Data records —
>>
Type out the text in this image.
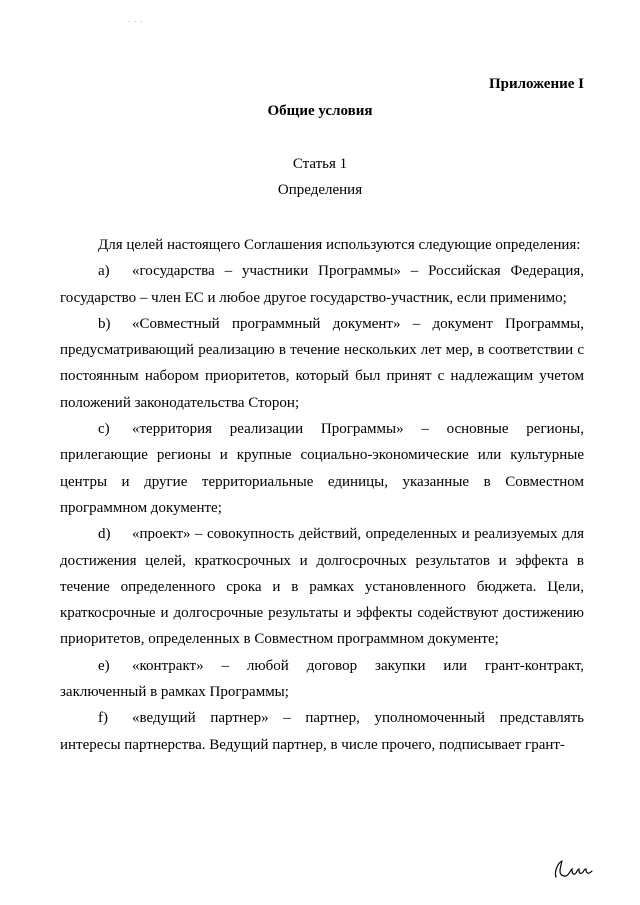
· · ·
Приложение I
Общие условия
Статья 1
Определения

Для целей настоящего Соглашения используются следующие определения:

a) «государства – участники Программы» – Российская Федерация, государство – член ЕС и любое другое государство-участник, если применимо;

b) «Совместный программный документ» – документ Программы, предусматривающий реализацию в течение нескольких лет мер, в соответствии с постоянным набором приоритетов, который был принят с надлежащим учетом положений законодательства Сторон;

c) «территория реализации Программы» – основные регионы, прилегающие регионы и крупные социально-экономические или культурные центры и другие территориальные единицы, указанные в Совместном программном документе;

d) «проект» – совокупность действий, определенных и реализуемых для достижения целей, краткосрочных и долгосрочных результатов и эффекта в течение определенного срока и в рамках установленного бюджета. Цели, краткосрочные и долгосрочные результаты и эффекты содействуют достижению приоритетов, определенных в Совместном программном документе;

e) «контракт» – любой договор закупки или грант-контракт, заключенный в рамках Программы;

f) «ведущий партнер» – партнер, уполномоченный представлять интересы партнерства. Ведущий партнер, в числе прочего, подписывает грант-
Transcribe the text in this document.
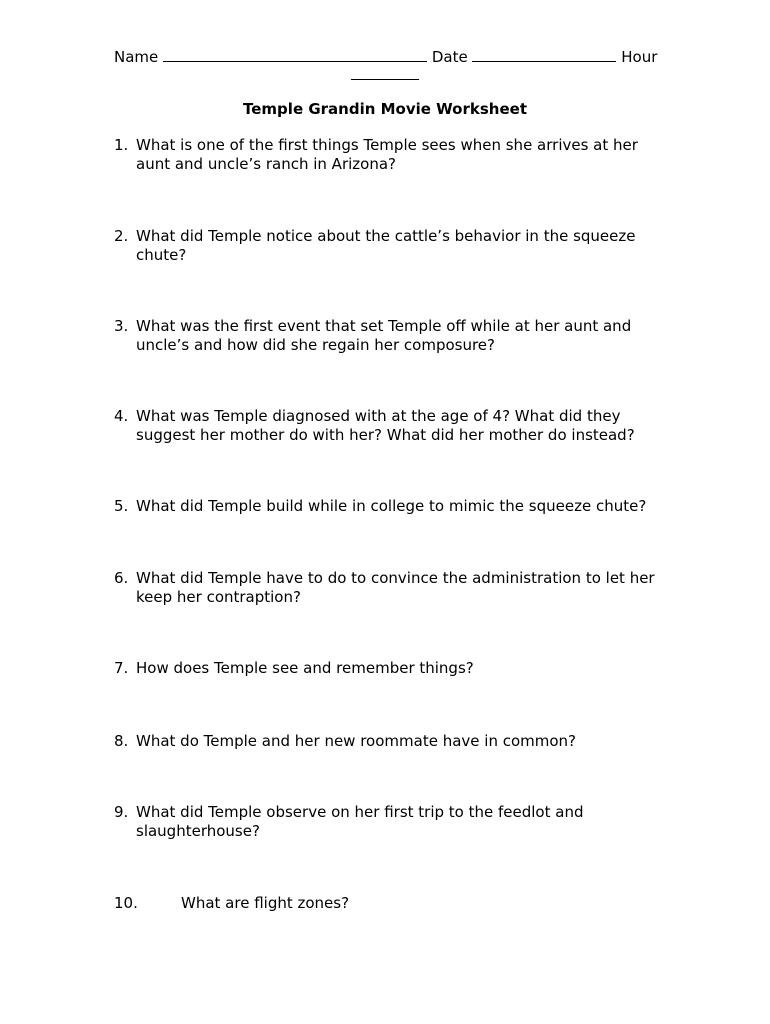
Name	Date	Hour
Temple Grandin Movie Worksheet
1. What is one of the first things Temple sees when she arrives at her
aunt and uncle’s ranch in Arizona?
2. What did Temple notice about the cattle’s behavior in the squeeze
chute?
3. What was the first event that set Temple off while at her aunt and
uncle’s and how did she regain her composure?
4. What was Temple diagnosed with at the age of 4? What did they
suggest her mother do with her? What did her mother do instead?
5. What did Temple build while in college to mimic the squeeze chute?
6. What did Temple have to do to convince the administration to let her
keep her contraption?
7. How does Temple see and remember things?
8. What do Temple and her new roommate have in common?
9. What did Temple observe on her first trip to the feedlot and
slaughterhouse?
10.	What are flight zones?
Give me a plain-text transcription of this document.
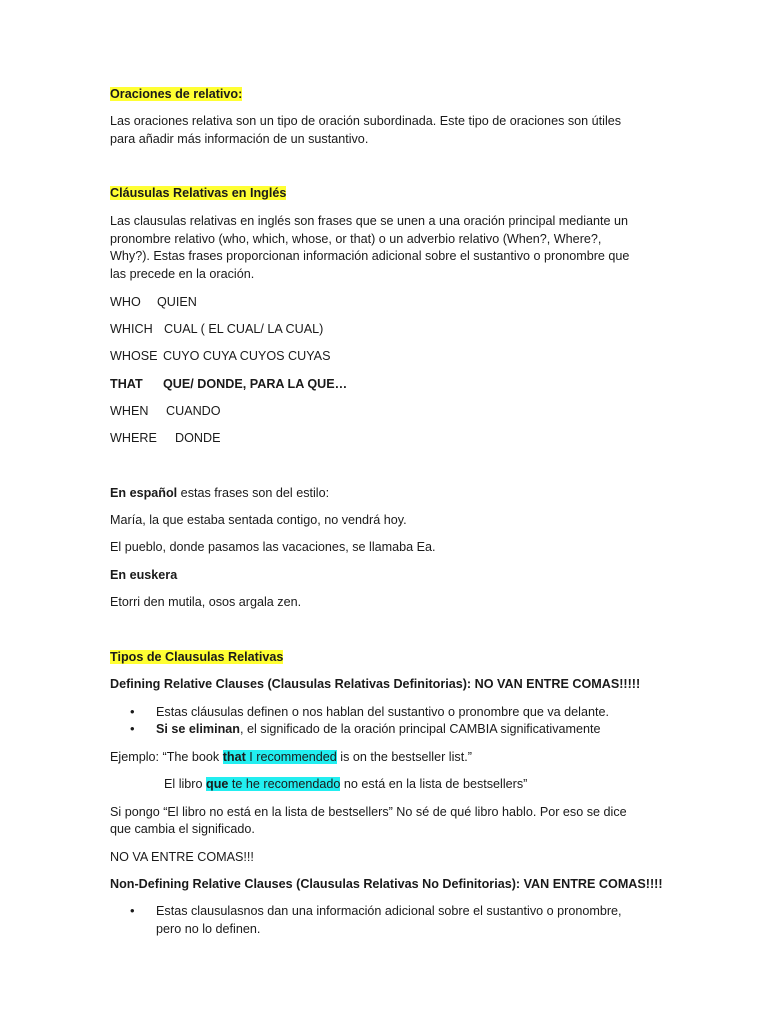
Oraciones de relativo:
Las oraciones relativa son un tipo de oración subordinada. Este tipo de oraciones son útiles
para añadir más información de un sustantivo.
Cláusulas Relativas en Inglés
Las clausulas relativas en inglés son frases que se unen a una oración principal mediante un
pronombre relativo (who, which, whose, or that) o un adverbio relativo (When?, Where?,
Why?). Estas frases proporcionan información adicional sobre el sustantivo o pronombre que
las precede en la oración.
WHO QUIEN
WHICH CUAL ( EL CUAL/ LA CUAL)
WHOSE CUYO CUYA CUYOS CUYAS
THAT QUE/ DONDE, PARA LA QUE…
WHEN CUANDO
WHERE DONDE
En español estas frases son del estilo:
María, la que estaba sentada contigo, no vendrá hoy.
El pueblo, donde pasamos las vacaciones, se llamaba Ea.
En euskera
Etorri den mutila, osos argala zen.
Tipos de Clausulas Relativas
Defining Relative Clauses (Clausulas Relativas Definitorias): NO VAN ENTRE COMAS!!!!!
• Estas cláusulas definen o nos hablan del sustantivo o pronombre que va delante.
• Si se eliminan, el significado de la oración principal CAMBIA significativamente
Ejemplo: “The book that I recommended is on the bestseller list.”
El libro que te he recomendado no está en la lista de bestsellers”
Si pongo “El libro no está en la lista de bestsellers” No sé de qué libro hablo. Por eso se dice
que cambia el significado.
NO VA ENTRE COMAS!!!
Non-Defining Relative Clauses (Clausulas Relativas No Definitorias): VAN ENTRE COMAS!!!!
• Estas clausulasnos dan una información adicional sobre el sustantivo o pronombre,
pero no lo definen.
<<
Extract each line from the entries above that contains the string "Совместном".

c) «территория реализации Программы» – основные регионы, прилегающие регионы и крупные социально-экономические или культурные центры и другие территориальные единицы, указанные в Совместном программном документе;
d) «проект» – совокупность действий, определенных и реализуемых для достижения целей, краткосрочных и долгосрочных результатов и эффекта в течение определенного срока и в рамках установленного бюджета. Цели, краткосрочные и долгосрочные результаты и эффекты содействуют достижению приоритетов, определенных в Совместном программном документе;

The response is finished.